Information provided:
=======

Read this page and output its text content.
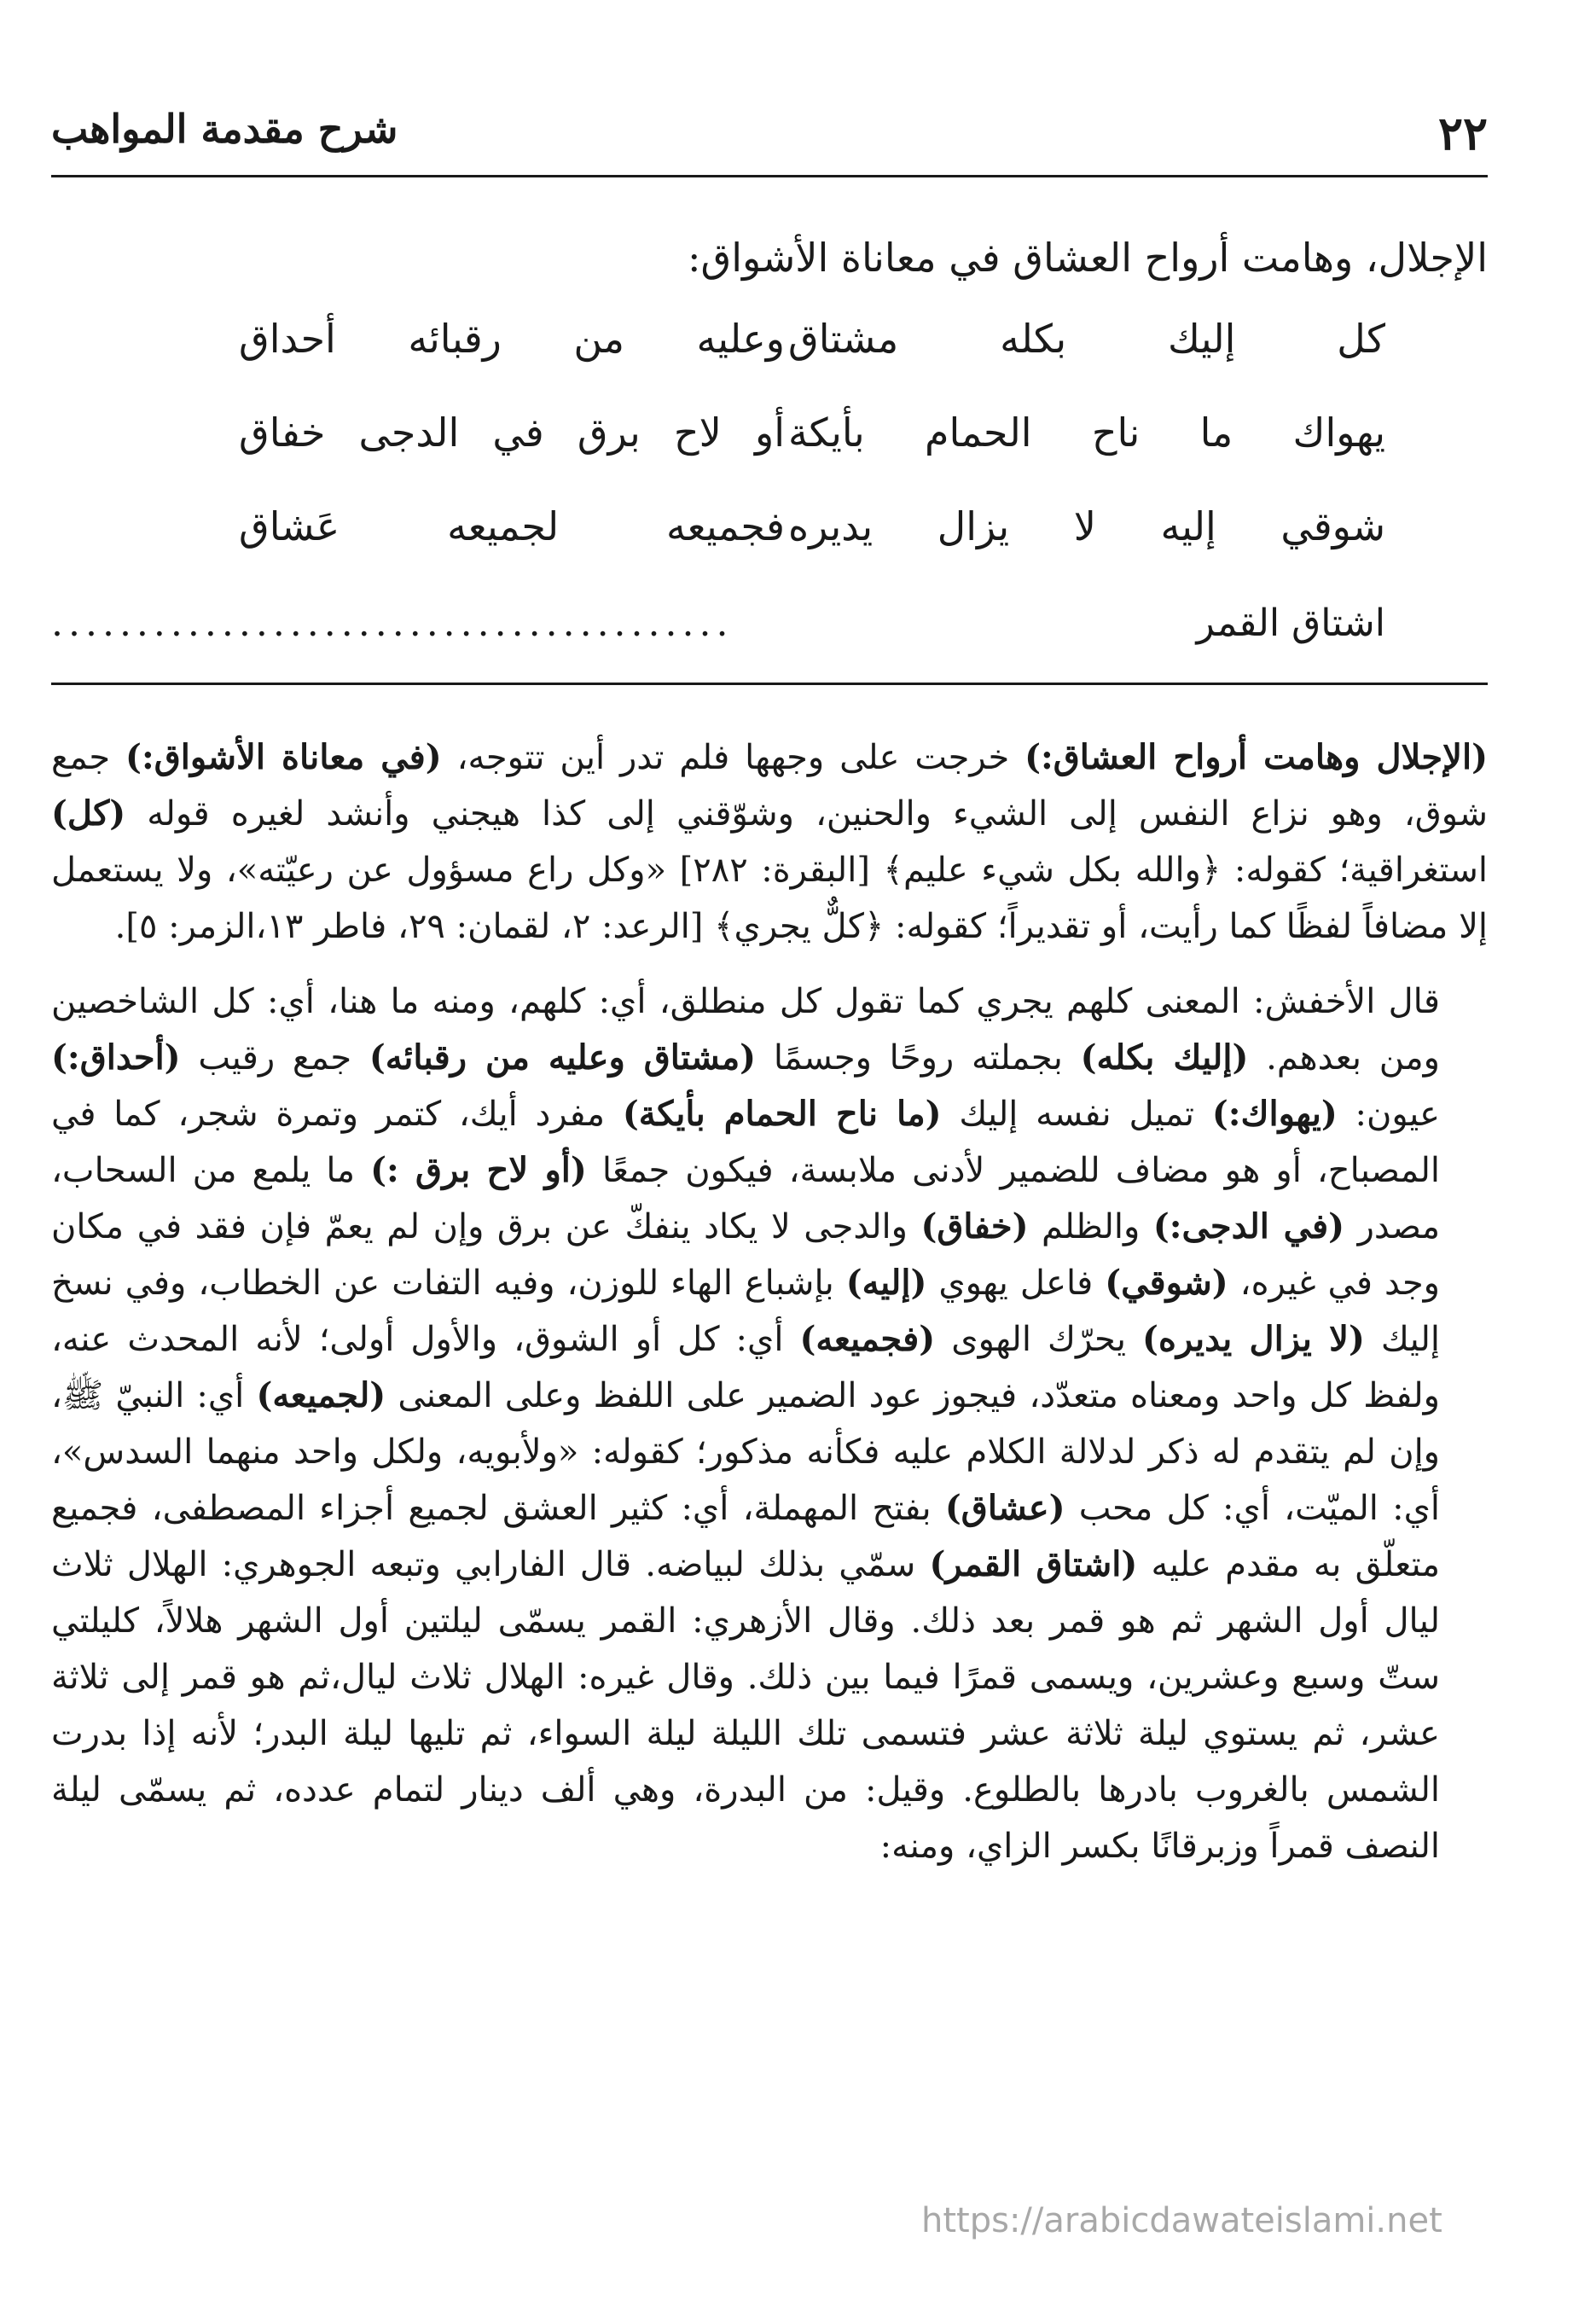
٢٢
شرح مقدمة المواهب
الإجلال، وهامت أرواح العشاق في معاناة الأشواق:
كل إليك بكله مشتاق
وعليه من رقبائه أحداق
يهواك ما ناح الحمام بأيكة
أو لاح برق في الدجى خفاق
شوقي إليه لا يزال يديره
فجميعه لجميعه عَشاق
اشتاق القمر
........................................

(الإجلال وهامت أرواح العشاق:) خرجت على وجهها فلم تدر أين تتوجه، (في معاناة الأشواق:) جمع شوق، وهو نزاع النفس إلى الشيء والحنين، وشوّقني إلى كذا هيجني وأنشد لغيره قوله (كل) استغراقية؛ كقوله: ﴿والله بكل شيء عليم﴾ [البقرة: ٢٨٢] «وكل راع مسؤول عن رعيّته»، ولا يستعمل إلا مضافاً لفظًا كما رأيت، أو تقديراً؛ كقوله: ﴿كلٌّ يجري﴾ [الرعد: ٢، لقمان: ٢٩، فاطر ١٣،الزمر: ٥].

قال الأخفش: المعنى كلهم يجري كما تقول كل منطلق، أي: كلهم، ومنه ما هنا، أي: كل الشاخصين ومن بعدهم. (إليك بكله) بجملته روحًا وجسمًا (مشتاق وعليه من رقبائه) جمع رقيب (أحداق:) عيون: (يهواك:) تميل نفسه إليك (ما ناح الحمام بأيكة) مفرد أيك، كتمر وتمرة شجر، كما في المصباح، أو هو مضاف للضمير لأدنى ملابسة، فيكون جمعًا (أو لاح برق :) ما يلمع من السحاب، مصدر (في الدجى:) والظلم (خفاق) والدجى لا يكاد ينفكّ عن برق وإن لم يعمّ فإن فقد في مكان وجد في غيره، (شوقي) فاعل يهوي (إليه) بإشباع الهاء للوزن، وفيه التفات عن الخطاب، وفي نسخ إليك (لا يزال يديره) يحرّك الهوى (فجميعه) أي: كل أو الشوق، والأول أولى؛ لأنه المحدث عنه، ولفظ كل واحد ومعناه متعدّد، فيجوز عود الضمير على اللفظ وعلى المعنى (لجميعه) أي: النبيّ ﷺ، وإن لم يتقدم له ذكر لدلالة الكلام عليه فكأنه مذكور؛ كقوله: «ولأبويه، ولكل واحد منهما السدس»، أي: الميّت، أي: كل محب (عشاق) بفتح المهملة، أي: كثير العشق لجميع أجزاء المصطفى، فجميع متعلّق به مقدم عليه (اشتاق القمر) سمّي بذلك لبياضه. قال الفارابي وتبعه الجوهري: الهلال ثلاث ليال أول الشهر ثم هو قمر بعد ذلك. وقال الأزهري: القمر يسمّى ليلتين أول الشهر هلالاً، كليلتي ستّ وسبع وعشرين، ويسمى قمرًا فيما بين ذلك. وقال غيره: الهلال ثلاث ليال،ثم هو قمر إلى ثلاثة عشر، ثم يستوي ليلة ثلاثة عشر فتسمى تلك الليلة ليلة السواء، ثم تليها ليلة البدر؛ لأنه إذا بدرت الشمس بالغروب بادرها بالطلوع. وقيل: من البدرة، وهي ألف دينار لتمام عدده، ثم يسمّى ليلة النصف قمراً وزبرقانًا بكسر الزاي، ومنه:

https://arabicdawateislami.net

=======

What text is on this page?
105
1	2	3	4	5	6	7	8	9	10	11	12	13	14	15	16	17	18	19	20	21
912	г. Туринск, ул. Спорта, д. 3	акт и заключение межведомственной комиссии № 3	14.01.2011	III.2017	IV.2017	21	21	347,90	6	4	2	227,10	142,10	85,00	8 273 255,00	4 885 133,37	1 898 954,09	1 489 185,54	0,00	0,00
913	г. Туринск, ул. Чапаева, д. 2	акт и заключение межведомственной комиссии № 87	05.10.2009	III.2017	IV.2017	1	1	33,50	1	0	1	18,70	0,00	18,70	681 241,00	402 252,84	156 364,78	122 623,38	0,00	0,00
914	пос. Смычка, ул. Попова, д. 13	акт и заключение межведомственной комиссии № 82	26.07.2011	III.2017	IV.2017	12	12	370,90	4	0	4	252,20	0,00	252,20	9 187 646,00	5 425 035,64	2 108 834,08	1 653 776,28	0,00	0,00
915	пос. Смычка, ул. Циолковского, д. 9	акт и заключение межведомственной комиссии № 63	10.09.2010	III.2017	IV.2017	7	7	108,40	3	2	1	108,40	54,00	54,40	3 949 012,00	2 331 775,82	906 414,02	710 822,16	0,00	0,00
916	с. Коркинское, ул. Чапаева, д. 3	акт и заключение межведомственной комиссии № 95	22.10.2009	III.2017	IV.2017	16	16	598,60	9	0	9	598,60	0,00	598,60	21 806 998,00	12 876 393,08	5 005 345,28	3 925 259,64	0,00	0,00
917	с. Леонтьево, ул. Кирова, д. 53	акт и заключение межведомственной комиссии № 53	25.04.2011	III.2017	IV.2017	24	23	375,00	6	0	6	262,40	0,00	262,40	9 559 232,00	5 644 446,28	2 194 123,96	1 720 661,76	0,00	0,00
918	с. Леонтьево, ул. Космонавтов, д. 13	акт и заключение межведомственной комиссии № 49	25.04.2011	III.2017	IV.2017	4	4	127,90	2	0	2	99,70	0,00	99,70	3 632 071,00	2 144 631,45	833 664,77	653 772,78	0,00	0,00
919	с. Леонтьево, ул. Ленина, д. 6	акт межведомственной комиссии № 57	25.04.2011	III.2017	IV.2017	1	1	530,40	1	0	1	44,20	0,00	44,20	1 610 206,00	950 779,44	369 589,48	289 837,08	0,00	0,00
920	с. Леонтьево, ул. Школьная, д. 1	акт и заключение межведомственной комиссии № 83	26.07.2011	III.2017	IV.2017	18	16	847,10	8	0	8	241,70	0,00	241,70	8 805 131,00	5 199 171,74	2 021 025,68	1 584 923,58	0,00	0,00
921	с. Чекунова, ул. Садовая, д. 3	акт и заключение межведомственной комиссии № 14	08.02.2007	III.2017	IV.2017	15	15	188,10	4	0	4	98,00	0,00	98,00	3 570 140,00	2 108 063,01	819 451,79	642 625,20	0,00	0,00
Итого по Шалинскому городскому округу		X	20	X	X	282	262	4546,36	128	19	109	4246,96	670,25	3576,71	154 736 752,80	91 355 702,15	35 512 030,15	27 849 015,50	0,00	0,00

=======

What is asked: Extract, from the material above, each line holding the word "العشاق".

The response:
الإجلال، وهامت أرواح العشاق في معاناة الأشواق:
(الإجلال وهامت أرواح العشاق:) خرجت على وجهها فلم تدر أين تتوجه، (في معاناة الأشواق:) جمع شوق، وهو نزاع النفس إلى الشيء والحنين، وشوّقني إلى كذا هيجني وأنشد لغيره قوله (كل) استغراقية؛ كقوله: ﴿والله بكل شيء عليم﴾ [البقرة: ٢٨٢] «وكل راع مسؤول عن رعيّته»، ولا يستعمل إلا مضافاً لفظًا كما رأيت، أو تقديراً؛ كقوله: ﴿كلٌّ يجري﴾ [الرعد: ٢، لقمان: ٢٩، فاطر ١٣،الزمر: ٥].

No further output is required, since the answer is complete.